### SOURCE DATA
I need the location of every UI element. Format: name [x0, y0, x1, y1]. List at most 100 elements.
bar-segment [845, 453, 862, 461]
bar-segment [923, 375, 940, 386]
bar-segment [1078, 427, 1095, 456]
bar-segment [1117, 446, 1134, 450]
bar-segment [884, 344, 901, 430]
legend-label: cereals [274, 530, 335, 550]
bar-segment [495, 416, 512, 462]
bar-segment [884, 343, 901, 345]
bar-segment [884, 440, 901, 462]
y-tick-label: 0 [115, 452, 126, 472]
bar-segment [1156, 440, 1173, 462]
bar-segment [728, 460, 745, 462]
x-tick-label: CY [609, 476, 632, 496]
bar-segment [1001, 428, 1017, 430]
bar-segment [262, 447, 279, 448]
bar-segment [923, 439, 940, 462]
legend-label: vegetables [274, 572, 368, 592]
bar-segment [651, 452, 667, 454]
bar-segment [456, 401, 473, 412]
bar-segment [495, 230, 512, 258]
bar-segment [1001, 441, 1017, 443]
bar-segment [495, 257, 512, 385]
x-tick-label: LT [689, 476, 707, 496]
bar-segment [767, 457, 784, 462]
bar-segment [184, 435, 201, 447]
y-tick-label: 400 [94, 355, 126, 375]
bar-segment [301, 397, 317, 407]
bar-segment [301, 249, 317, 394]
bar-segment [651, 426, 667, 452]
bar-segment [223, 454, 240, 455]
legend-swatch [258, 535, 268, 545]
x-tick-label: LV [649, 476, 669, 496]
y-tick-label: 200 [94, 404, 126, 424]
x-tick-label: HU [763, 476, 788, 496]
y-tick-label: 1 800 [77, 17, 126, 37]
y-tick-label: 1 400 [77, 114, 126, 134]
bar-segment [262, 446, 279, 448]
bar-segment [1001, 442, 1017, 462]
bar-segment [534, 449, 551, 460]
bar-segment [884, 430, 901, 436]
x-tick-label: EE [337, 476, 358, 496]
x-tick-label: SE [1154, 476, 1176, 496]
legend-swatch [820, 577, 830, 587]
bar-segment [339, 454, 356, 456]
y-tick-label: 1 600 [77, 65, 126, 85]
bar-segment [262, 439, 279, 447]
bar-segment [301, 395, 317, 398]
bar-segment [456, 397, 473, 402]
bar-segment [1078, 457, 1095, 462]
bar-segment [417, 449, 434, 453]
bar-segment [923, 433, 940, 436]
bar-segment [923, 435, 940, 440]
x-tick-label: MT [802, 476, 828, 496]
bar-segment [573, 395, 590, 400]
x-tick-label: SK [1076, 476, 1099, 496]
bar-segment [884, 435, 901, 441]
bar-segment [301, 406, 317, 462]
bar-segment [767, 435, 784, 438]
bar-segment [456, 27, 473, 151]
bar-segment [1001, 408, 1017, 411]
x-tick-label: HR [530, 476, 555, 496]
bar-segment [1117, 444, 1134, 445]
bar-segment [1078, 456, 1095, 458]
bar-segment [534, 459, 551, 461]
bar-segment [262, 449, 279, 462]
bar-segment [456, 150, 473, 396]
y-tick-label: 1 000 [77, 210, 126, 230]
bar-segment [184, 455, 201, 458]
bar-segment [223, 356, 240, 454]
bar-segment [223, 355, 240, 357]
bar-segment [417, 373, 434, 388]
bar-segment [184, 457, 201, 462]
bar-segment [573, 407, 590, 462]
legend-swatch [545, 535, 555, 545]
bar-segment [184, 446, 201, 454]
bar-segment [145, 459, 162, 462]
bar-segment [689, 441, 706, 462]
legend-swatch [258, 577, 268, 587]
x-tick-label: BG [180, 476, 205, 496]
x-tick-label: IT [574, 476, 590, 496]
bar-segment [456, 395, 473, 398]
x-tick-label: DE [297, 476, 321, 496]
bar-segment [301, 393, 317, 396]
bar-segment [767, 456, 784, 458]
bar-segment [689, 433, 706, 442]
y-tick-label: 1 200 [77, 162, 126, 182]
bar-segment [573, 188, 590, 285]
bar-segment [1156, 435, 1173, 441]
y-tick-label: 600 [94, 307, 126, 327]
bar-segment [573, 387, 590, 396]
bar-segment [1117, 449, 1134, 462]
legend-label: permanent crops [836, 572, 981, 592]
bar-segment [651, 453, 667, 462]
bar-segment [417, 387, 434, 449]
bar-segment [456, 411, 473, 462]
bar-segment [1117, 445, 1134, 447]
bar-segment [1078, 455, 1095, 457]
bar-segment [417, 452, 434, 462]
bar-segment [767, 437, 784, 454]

### TASK DESCRIPTION
Set down, unchanged, each line of the material from its first line through the line containing "bar-segment [573, 395, 590, 400]", both included.

### TASK SOLUTION
I need the location of every UI element. Format: name [x0, y0, x1, y1]. List at most 100 elements.
bar-segment [845, 453, 862, 461]
bar-segment [923, 375, 940, 386]
bar-segment [1078, 427, 1095, 456]
bar-segment [1117, 446, 1134, 450]
bar-segment [884, 344, 901, 430]
legend-label: cereals [274, 530, 335, 550]
bar-segment [495, 416, 512, 462]
bar-segment [884, 343, 901, 345]
bar-segment [884, 440, 901, 462]
y-tick-label: 0 [115, 452, 126, 472]
bar-segment [1156, 440, 1173, 462]
bar-segment [728, 460, 745, 462]
x-tick-label: CY [609, 476, 632, 496]
bar-segment [1001, 428, 1017, 430]
bar-segment [262, 447, 279, 448]
bar-segment [923, 439, 940, 462]
legend-label: vegetables [274, 572, 368, 592]
bar-segment [651, 452, 667, 454]
bar-segment [456, 401, 473, 412]
bar-segment [495, 230, 512, 258]
bar-segment [1001, 441, 1017, 443]
bar-segment [495, 257, 512, 385]
x-tick-label: LT [689, 476, 707, 496]
bar-segment [767, 457, 784, 462]
bar-segment [184, 435, 201, 447]
y-tick-label: 400 [94, 355, 126, 375]
bar-segment [301, 397, 317, 407]
bar-segment [301, 249, 317, 394]
bar-segment [651, 426, 667, 452]
bar-segment [223, 454, 240, 455]
legend-swatch [258, 535, 268, 545]
x-tick-label: LV [649, 476, 669, 496]
y-tick-label: 200 [94, 404, 126, 424]
x-tick-label: HU [763, 476, 788, 496]
y-tick-label: 1 800 [77, 17, 126, 37]
y-tick-label: 1 400 [77, 114, 126, 134]
bar-segment [262, 446, 279, 448]
bar-segment [1001, 442, 1017, 462]
bar-segment [534, 449, 551, 460]
bar-segment [884, 430, 901, 436]
x-tick-label: EE [337, 476, 358, 496]
x-tick-label: SE [1154, 476, 1176, 496]
legend-swatch [820, 577, 830, 587]
bar-segment [339, 454, 356, 456]
y-tick-label: 1 600 [77, 65, 126, 85]
bar-segment [262, 439, 279, 447]
bar-segment [301, 395, 317, 398]
bar-segment [456, 397, 473, 402]
bar-segment [1078, 457, 1095, 462]
bar-segment [417, 449, 434, 453]
bar-segment [923, 433, 940, 436]
bar-segment [923, 435, 940, 440]
x-tick-label: MT [802, 476, 828, 496]
bar-segment [573, 395, 590, 400]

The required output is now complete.